#### [Exercise]
Collect each line of the records containing the string "authorized".

#### [Data records]
________________
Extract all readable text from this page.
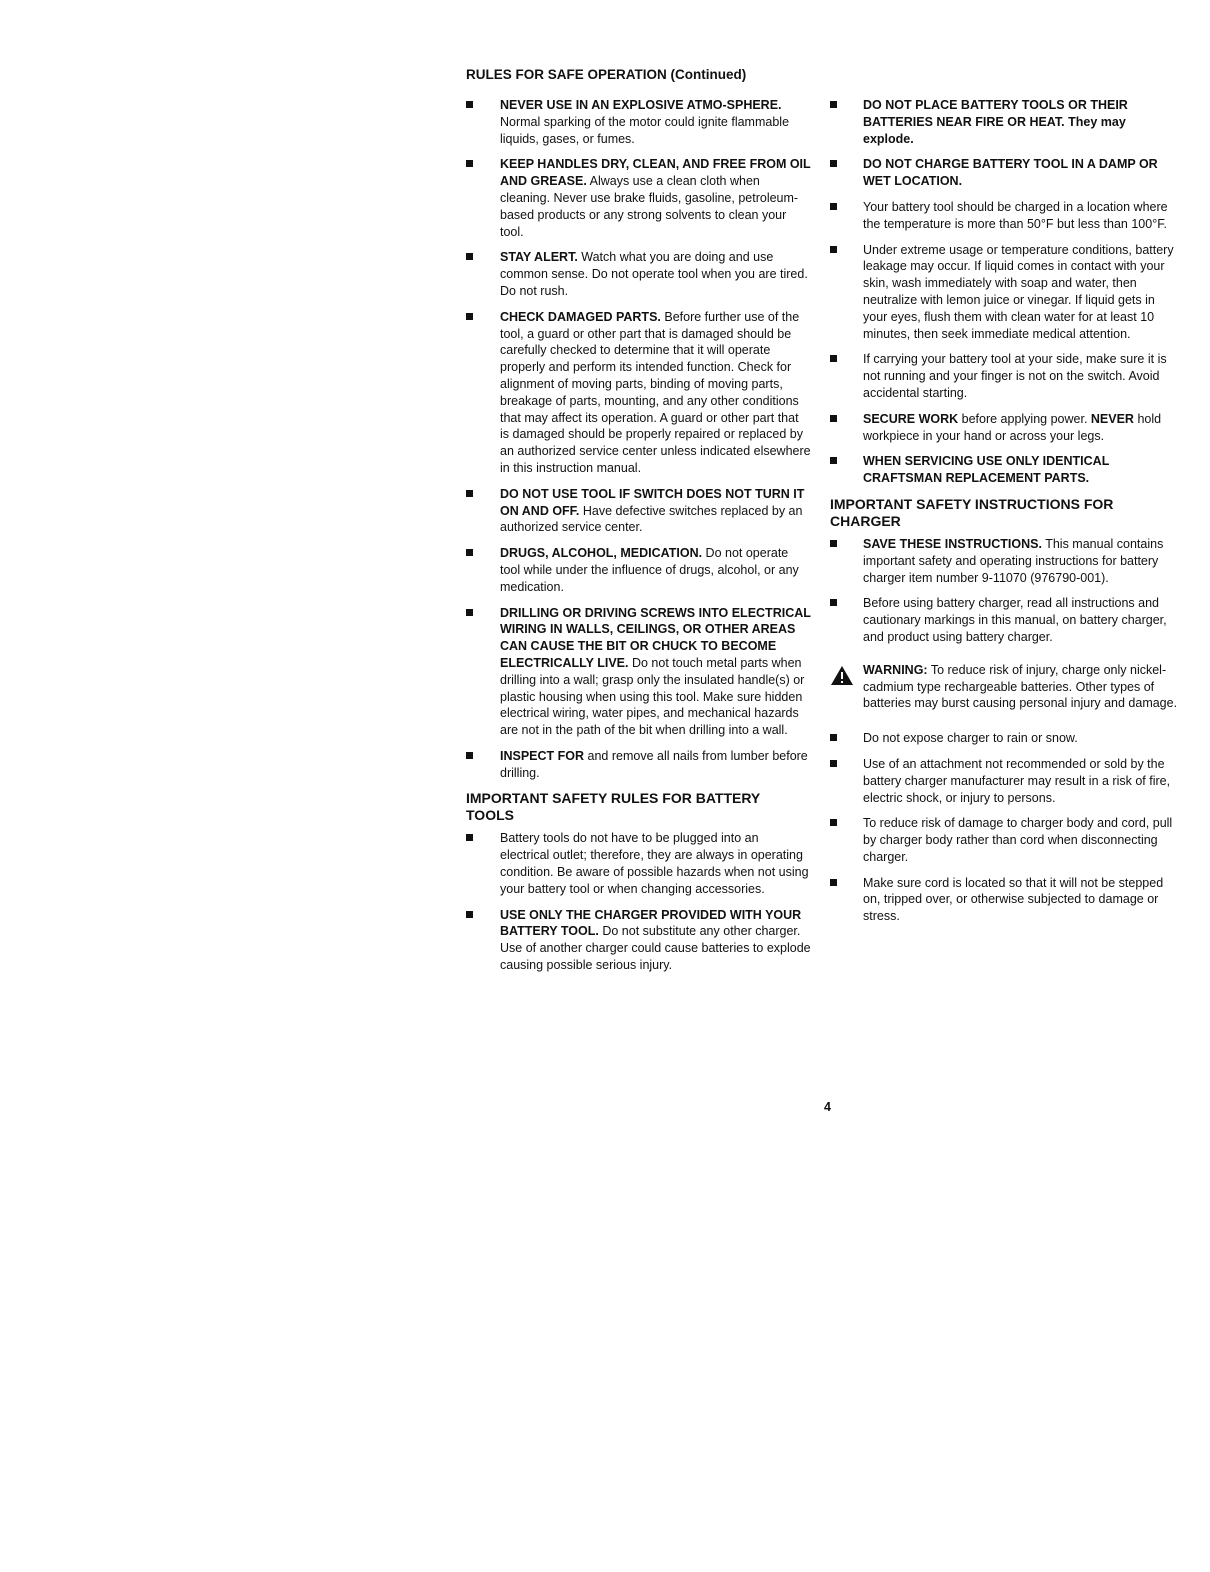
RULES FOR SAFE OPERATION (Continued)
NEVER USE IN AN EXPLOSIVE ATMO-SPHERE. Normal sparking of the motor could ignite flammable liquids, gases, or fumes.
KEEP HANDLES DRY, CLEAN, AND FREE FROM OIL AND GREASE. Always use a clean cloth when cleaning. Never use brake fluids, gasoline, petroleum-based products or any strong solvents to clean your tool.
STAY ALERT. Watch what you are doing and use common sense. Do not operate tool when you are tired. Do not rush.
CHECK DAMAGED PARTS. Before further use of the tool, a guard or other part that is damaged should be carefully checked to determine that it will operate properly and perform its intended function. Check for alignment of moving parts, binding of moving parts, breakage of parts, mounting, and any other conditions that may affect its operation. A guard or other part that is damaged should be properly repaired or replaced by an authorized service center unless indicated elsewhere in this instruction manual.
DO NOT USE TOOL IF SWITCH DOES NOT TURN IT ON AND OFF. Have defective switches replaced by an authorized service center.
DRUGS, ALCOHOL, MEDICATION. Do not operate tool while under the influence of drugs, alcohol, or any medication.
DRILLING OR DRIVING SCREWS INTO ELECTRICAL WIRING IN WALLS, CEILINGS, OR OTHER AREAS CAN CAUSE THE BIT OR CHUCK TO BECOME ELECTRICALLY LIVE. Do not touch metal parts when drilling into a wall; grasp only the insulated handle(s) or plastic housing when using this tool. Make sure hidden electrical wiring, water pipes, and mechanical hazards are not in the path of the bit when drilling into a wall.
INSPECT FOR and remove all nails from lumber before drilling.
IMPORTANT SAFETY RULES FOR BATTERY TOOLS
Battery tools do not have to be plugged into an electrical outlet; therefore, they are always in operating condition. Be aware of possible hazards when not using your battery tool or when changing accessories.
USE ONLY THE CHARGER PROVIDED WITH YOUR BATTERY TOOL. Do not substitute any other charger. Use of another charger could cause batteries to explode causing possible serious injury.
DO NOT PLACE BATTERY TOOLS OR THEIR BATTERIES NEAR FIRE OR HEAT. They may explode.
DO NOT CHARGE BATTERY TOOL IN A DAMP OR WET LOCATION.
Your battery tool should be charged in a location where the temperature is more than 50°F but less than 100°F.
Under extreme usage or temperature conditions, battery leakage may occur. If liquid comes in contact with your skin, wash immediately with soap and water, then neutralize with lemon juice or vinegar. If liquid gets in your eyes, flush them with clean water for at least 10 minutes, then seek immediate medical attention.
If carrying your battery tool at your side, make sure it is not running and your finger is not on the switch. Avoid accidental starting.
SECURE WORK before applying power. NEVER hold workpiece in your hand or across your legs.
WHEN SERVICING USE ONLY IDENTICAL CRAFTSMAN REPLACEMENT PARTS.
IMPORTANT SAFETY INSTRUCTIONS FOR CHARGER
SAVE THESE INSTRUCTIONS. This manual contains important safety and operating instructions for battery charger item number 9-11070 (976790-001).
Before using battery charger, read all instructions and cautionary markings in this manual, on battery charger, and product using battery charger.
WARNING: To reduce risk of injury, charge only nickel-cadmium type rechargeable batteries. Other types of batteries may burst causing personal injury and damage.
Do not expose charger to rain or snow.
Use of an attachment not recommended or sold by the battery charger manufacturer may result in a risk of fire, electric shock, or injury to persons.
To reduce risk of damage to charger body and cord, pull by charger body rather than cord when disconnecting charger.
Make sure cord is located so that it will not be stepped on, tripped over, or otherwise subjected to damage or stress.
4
________________
#### [Task response]
CHECK DAMAGED PARTS. Before further use of the tool, a guard or other part that is damaged should be carefully checked to determine that it will operate properly and perform its intended function. Check for alignment of moving parts, binding of moving parts, breakage of parts, mounting, and any other conditions that may affect its operation. A guard or other part that is damaged should be properly repaired or replaced by an authorized service center unless indicated elsewhere in this instruction manual.
DO NOT USE TOOL IF SWITCH DOES NOT TURN IT ON AND OFF. Have defective switches replaced by an authorized service center.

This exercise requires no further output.